EXTRACT
================================

Big data has suddenly made data fashionable throughout
business, and yesterday’s mundane data reporting projects have jumped to the
head of the pack overnight with new promises of competitive advantage in the
market, and innovative ways to save money and streamline business processes.

Understandably, every functional area in the company wants its
big data project, too – whether it is marketing trying to determine where customer
sentiment is, finance trying to discover new ways to assess risk, customer
service and fulfillment trying to streamline product delivery, or even manufacturing
engineering trying to develop new methods to manufacture products.

Meet the team

This company-wide enthusiasm is forcing data administrators to
build out many different big data “data marts” for functional areas throughout
the company – but regardless of how many data marts and big data initiatives
companies have, most still find that they can only afford “one” data
science team.

A data science team requires three key areas of expertise:

  • A business analyst who can
    work well with end users and quickly grasp the salient business issues that
    big data must deliver to the business, as well as how to ask for this
    data;
  • A data scientist who is
    skilled in big data programming languages, and who also has statistical analysis
    skills that can be used in the development of big data queries that can
    bring meaningful insights; and
  • An IT person who is able
    to interact on technical matters with the DBA or data architect in IT, and
    who can also manage big data compute resources that are likely centralized
    in the data center, ensuring that these resources are fully optimized, and
    also that jobs are properly scheduled, completed, and delivered.

Where should this data science team report?

================================

EXERCISES
A - Do these statements agree with the big data passage? For each, answer yes or no and quote the words that decide it. (i) Most companies can afford several data science teams. (ii) The data scientist on the team has statistical analysis skills. (iii) The IT person manages big data compute resources that are likely spread across departments.
B - Set down, word for word, the part of the big data passage that opens with the words containing "Understandably, every functional" and closes with "to manufacture products.".
Answer from the big data passage alone.

RECORDS PROVIDED
================================

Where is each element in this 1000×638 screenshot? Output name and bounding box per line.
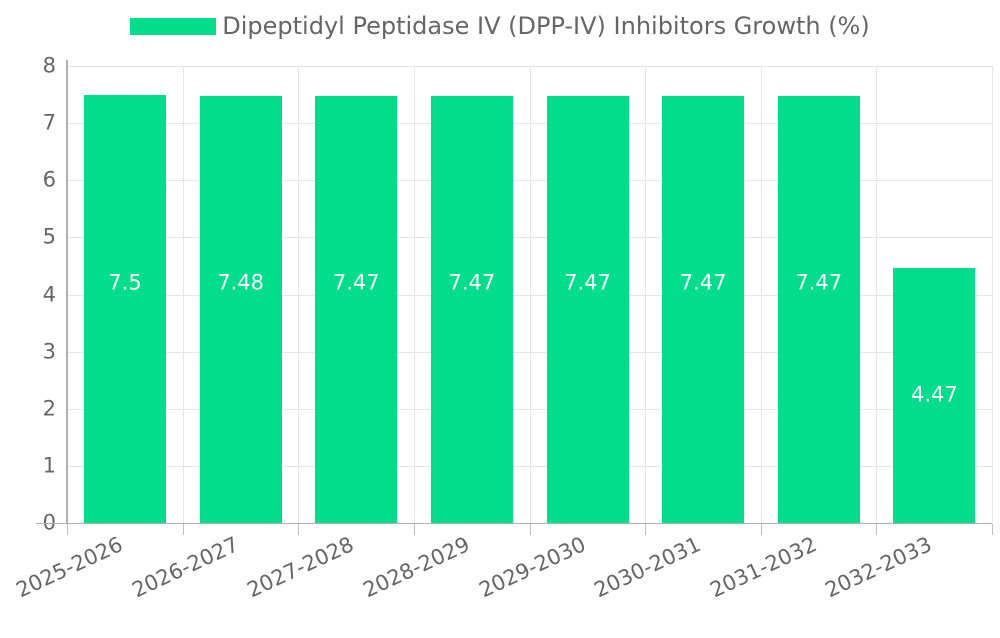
x-axis-tick-mark: [183, 524, 184, 535]
y-axis-tick-label: 5: [42, 224, 56, 249]
y-gridline: [67, 294, 992, 296]
bar[interactable]: [199, 95, 282, 523]
plot-area: 7.5 7.48 7.47 7.47 7.47 7.47 7.47 4.47: [67, 66, 993, 524]
bar-group[interactable]: 7.47: [414, 66, 530, 523]
x-axis-tick-mark: [67, 524, 68, 535]
bar[interactable]: [777, 96, 860, 523]
y-gridline: [67, 351, 992, 353]
bar[interactable]: [84, 94, 166, 523]
y-axis-tick-label: 0: [42, 510, 56, 535]
y-axis-tick-label: 4: [42, 282, 56, 306]
bar-value-label: 7.47: [448, 270, 496, 295]
legend-label: Dipeptidyl Peptidase IV (DPP-IV) Inhibit…: [222, 12, 870, 40]
bar-value-label: 7.47: [679, 270, 727, 295]
bar-value-label: 7.47: [332, 270, 380, 295]
x-axis-tick-mark: [992, 524, 993, 535]
x-axis-tick-mark: [414, 524, 415, 535]
x-gridline: [414, 66, 415, 523]
y-axis-tick-label: 1: [42, 453, 56, 478]
bar-group[interactable]: 4.47: [876, 66, 992, 523]
x-gridline: [298, 66, 299, 523]
y-axis-tick-label: 7: [42, 110, 56, 135]
bar-group[interactable]: 7.47: [645, 66, 761, 523]
legend-color-swatch: [130, 17, 217, 35]
x-gridline: [876, 66, 877, 523]
bar-group[interactable]: 7.48: [183, 66, 299, 523]
bar-group[interactable]: 7.5: [67, 66, 183, 523]
x-axis-tick-mark: [645, 524, 646, 535]
bar-value-label: 7.47: [795, 270, 843, 295]
y-axis-tick-label: 6: [42, 167, 56, 192]
bar[interactable]: [893, 267, 976, 523]
x-axis-tick-mark: [761, 524, 762, 535]
x-gridline: [992, 66, 993, 523]
bar-value-label: 7.5: [108, 270, 142, 295]
y-gridline: [67, 66, 992, 67]
bar-value-label: 4.47: [910, 382, 958, 407]
x-gridline: [761, 66, 762, 523]
chart-legend: Dipeptidyl Peptidase IV (DPP-IV) Inhibit…: [0, 0, 1000, 52]
bar-value-label: 7.47: [564, 270, 611, 295]
y-axis-tick-label: 8: [42, 53, 56, 78]
y-axis-tick-label: 3: [42, 339, 56, 364]
y-gridline: [67, 123, 992, 125]
bar[interactable]: [662, 96, 745, 523]
bar[interactable]: [430, 96, 513, 523]
x-axis-tick-mark: [530, 524, 531, 535]
y-axis-line: [66, 60, 68, 524]
bar[interactable]: [546, 96, 629, 523]
y-gridline: [67, 465, 992, 467]
bar-chart: Dipeptidyl Peptidase IV (DPP-IV) Inhibit…: [0, 0, 1000, 603]
x-axis-line: [36, 523, 992, 524]
x-axis-tick-mark: [876, 524, 877, 535]
bar-group[interactable]: 7.47: [761, 66, 877, 523]
y-gridline: [67, 237, 992, 239]
x-gridline: [183, 66, 184, 523]
bar-value-label: 7.48: [217, 270, 264, 295]
y-gridline: [67, 180, 992, 182]
bar[interactable]: [315, 96, 398, 523]
x-axis-tick-mark: [298, 524, 299, 535]
y-axis-labels: 0 1 2 3 4 5 6 7 8: [0, 0, 56, 600]
y-axis-tick-label: 2: [42, 396, 56, 421]
y-gridline: [67, 408, 992, 410]
bar-group[interactable]: 7.47: [298, 66, 414, 523]
x-gridline: [530, 66, 531, 523]
bar-group[interactable]: 7.47: [530, 66, 646, 523]
x-gridline: [645, 66, 646, 523]
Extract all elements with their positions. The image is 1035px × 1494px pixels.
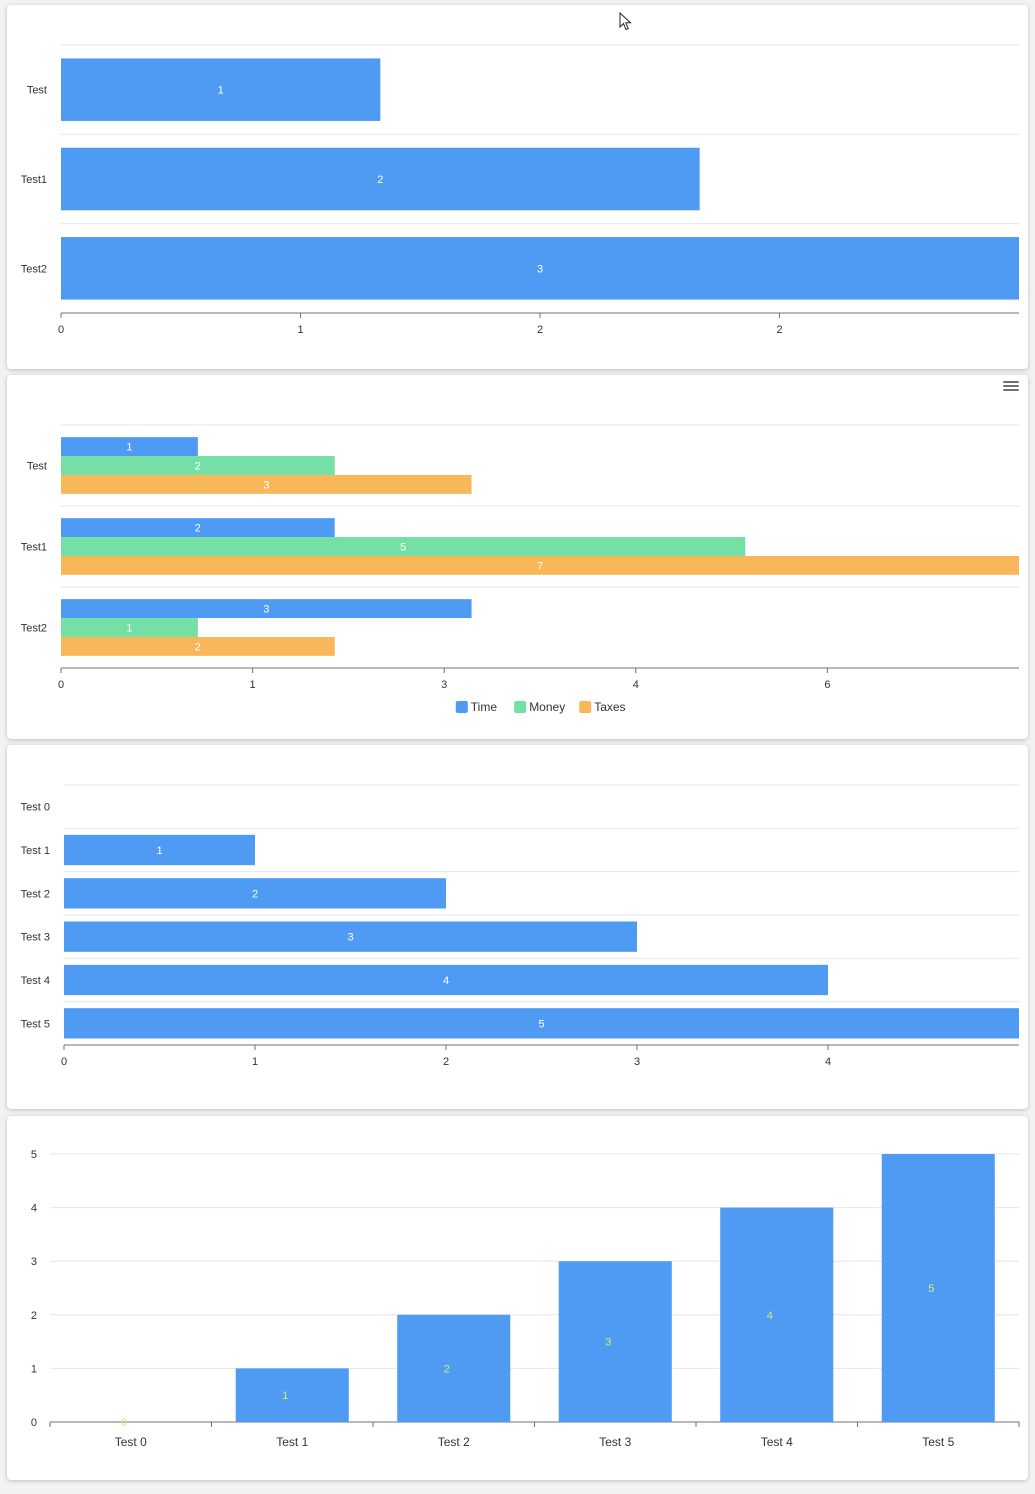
data-label: 0 <box>121 1417 127 1429</box>
x-tick-label: Test 2 <box>438 1435 470 1449</box>
bar <box>61 636 335 656</box>
y-tick-label: 3 <box>31 1256 37 1268</box>
x-tick-label: Test 0 <box>115 1435 147 1449</box>
legend-label: Time <box>471 700 498 714</box>
chart-3-svg: Test 0 Test 1 Test 2 Test 3 Test 4 Test 5 1 2 3 4… <box>21 784 1019 1068</box>
bar <box>397 1314 511 1422</box>
mouse-cursor-icon <box>619 12 632 31</box>
bar <box>64 964 828 996</box>
bar <box>64 834 255 866</box>
data-label: 3 <box>347 932 353 944</box>
bar <box>64 878 446 909</box>
y-tick-label: 0 <box>31 1417 37 1429</box>
chart-2-svg: Test Test1 Test2 1 2 3 2 5 1 3 7 2 0 1 3 4 6 Time Money Tax… <box>21 424 1019 714</box>
chart-card-2: Test Test1 Test2 1 2 3 2 5 1 3 7 2 0 1 3 4 6 Time Money Tax… <box>7 375 1028 739</box>
x-tick-label: 0 <box>58 324 64 336</box>
data-label: 1 <box>218 85 224 97</box>
y-tick-label: 1 <box>31 1363 37 1375</box>
y-tick-label: Test <box>27 85 47 97</box>
chart-card-3: Test 0 Test 1 Test 2 Test 3 Test 4 Test 5 1 2 3 4… <box>7 745 1028 1109</box>
y-tick-label: Test1 <box>21 542 47 554</box>
y-tick-label: Test 4 <box>21 975 50 987</box>
data-label: 2 <box>377 174 383 186</box>
x-tick-label: 0 <box>58 679 64 691</box>
data-label: 3 <box>605 1337 611 1349</box>
x-tick-label: 1 <box>252 1056 258 1068</box>
x-tick-label: 2 <box>443 1056 449 1068</box>
data-label: 2 <box>195 461 201 473</box>
data-label: 1 <box>156 845 162 857</box>
data-label: 3 <box>263 479 269 491</box>
x-tick-label: Test 3 <box>599 1435 631 1449</box>
bar <box>61 537 746 556</box>
x-tick-label: 6 <box>824 679 830 691</box>
x-tick-label: 4 <box>633 679 639 691</box>
y-tick-label: 2 <box>31 1310 37 1322</box>
toolbox-menu-icon[interactable] <box>1003 381 1019 393</box>
data-label: 5 <box>928 1283 934 1295</box>
x-tick-label: 2 <box>776 324 782 336</box>
y-tick-label: 5 <box>31 1149 37 1161</box>
bar <box>61 437 198 457</box>
bar <box>61 237 1019 300</box>
bar <box>61 618 198 637</box>
x-tick-label: 2 <box>537 324 543 336</box>
bar <box>61 555 1019 575</box>
data-label: 3 <box>263 604 269 616</box>
x-tick-label: Test 5 <box>922 1435 954 1449</box>
x-tick-label: 1 <box>250 679 256 691</box>
bar <box>881 1154 995 1422</box>
bar <box>61 456 335 475</box>
data-label: 4 <box>767 1310 773 1322</box>
x-tick-label: Test 1 <box>276 1435 308 1449</box>
data-label: 1 <box>282 1390 288 1402</box>
y-tick-label: Test2 <box>21 623 47 635</box>
bar <box>61 58 381 121</box>
data-label: 4 <box>443 975 449 987</box>
data-label: 2 <box>195 641 201 653</box>
y-tick-label: Test <box>27 461 47 473</box>
data-label: 1 <box>126 623 132 635</box>
legend-label: Money <box>529 700 565 714</box>
legend-swatch <box>579 701 592 713</box>
x-tick-label: 3 <box>634 1056 640 1068</box>
y-tick-label: Test 5 <box>21 1018 50 1030</box>
legend-swatch <box>455 701 468 713</box>
legend-swatch <box>514 701 527 713</box>
y-tick-label: Test 1 <box>21 845 50 857</box>
data-label: 3 <box>537 263 543 275</box>
y-tick-label: Test2 <box>21 263 47 275</box>
bar <box>558 1261 672 1422</box>
data-label: 7 <box>537 560 543 572</box>
chart-4-svg: 0 1 2 3 4 5 Test 0 0 Test 1 1 Test 2 2 Test 3 3 Test 4… <box>31 1149 1020 1449</box>
bar <box>720 1207 834 1422</box>
y-tick-label: 4 <box>31 1203 37 1215</box>
x-tick-label: Test 4 <box>761 1435 793 1449</box>
data-label: 2 <box>444 1363 450 1375</box>
chart-card-1: Test Test1 Test2 1 2 3 0 1 2 2 <box>7 5 1028 369</box>
x-tick-label: 3 <box>441 679 447 691</box>
data-label: 2 <box>252 888 258 900</box>
bar <box>61 599 472 619</box>
legend-label: Taxes <box>594 700 625 714</box>
x-tick-label: 0 <box>61 1056 67 1068</box>
bar <box>61 474 472 494</box>
data-label: 1 <box>126 442 132 454</box>
chart-1-svg: Test Test1 Test2 1 2 3 0 1 2 2 <box>21 44 1019 336</box>
chart-card-4: 0 1 2 3 4 5 Test 0 0 Test 1 1 Test 2 2 Test 3 3 Test 4… <box>7 1116 1028 1480</box>
bar <box>61 518 335 538</box>
y-tick-label: Test1 <box>21 174 47 186</box>
x-tick-label: 1 <box>297 324 303 336</box>
data-label: 5 <box>400 542 406 554</box>
data-label: 2 <box>195 523 201 535</box>
x-tick-label: 4 <box>825 1056 831 1068</box>
bar <box>64 1008 1019 1039</box>
bar <box>235 1368 349 1422</box>
y-tick-label: Test 2 <box>21 888 50 900</box>
y-tick-label: Test 3 <box>21 932 50 944</box>
data-label: 5 <box>538 1018 544 1030</box>
bar <box>64 921 637 952</box>
y-tick-label: Test 0 <box>21 802 50 814</box>
bar <box>61 147 700 211</box>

================================

OUTPUTS FOR THE TASKS
A -
(i) No: "most still find that they can only afford “one” data science team."
(ii) Yes: "who also has statistical analysis skills"
(iii) No: "big data compute resources that are likely centralized in the data center"

B -
Understandably, every functional area in the company wants its
big data project, too – whether it is marketing trying to determine where customer
sentiment is, finance trying to discover new ways to assess risk, customer
service and fulfillment trying to streamline product delivery, or even manufacturing
engineering trying to develop new methods to manufacture products.